Problem requirements:
The required answer is a copy of each line in the entries below that includes "their".
****************************************
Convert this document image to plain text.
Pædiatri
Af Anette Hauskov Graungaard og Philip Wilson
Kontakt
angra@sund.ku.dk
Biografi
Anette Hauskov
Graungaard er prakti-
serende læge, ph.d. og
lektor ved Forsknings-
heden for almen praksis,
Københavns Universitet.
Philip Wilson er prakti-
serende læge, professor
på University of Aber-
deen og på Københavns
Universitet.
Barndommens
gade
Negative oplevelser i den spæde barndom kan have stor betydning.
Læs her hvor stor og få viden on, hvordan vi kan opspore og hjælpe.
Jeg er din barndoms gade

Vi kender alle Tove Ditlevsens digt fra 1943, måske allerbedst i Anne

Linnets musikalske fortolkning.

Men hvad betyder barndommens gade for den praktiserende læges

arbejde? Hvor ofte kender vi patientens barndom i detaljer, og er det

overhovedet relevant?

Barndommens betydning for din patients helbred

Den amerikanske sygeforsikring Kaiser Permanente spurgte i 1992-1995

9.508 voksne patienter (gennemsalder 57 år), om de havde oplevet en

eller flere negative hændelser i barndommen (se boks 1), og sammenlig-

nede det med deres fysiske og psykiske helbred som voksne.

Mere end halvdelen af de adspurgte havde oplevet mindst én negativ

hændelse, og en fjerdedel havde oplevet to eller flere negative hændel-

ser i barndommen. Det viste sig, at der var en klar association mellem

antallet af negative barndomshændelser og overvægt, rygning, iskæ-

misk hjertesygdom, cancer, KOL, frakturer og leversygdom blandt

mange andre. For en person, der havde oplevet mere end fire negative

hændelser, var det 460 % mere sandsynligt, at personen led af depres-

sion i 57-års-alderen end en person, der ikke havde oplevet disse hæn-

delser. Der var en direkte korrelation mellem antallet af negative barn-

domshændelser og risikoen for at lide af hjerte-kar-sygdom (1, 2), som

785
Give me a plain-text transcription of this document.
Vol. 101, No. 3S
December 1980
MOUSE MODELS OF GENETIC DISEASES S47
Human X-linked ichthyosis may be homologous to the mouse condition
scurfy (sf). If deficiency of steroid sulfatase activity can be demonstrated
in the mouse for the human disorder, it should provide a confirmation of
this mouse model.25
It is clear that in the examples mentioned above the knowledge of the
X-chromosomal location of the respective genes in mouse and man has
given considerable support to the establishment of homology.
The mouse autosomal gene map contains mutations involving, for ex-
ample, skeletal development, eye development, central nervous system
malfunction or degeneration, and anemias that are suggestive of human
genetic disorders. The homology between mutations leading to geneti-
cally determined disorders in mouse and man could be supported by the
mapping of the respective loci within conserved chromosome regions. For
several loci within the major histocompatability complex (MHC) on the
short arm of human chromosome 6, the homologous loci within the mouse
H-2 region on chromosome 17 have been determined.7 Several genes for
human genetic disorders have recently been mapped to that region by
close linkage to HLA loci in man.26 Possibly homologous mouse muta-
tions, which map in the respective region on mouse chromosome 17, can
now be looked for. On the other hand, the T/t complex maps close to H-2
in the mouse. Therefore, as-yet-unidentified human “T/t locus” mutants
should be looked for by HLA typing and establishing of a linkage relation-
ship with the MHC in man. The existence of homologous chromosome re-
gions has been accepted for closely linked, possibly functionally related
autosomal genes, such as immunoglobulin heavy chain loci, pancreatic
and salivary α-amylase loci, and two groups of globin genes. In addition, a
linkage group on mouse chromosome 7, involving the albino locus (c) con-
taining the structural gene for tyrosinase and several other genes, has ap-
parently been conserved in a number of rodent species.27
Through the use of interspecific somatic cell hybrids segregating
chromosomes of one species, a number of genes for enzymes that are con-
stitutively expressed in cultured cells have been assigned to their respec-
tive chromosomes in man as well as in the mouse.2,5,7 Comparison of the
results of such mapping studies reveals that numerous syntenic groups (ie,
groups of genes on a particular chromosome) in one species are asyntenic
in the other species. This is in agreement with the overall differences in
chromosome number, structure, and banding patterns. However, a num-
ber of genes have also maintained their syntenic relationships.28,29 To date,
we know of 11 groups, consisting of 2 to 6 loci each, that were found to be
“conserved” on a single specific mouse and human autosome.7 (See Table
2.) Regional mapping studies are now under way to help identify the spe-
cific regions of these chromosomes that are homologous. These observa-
****************************************
Result:
stitutively expressed in cultured cells have been assigned to their respec-
ber of genes have also maintained their syntenic relationships.28,29 To date,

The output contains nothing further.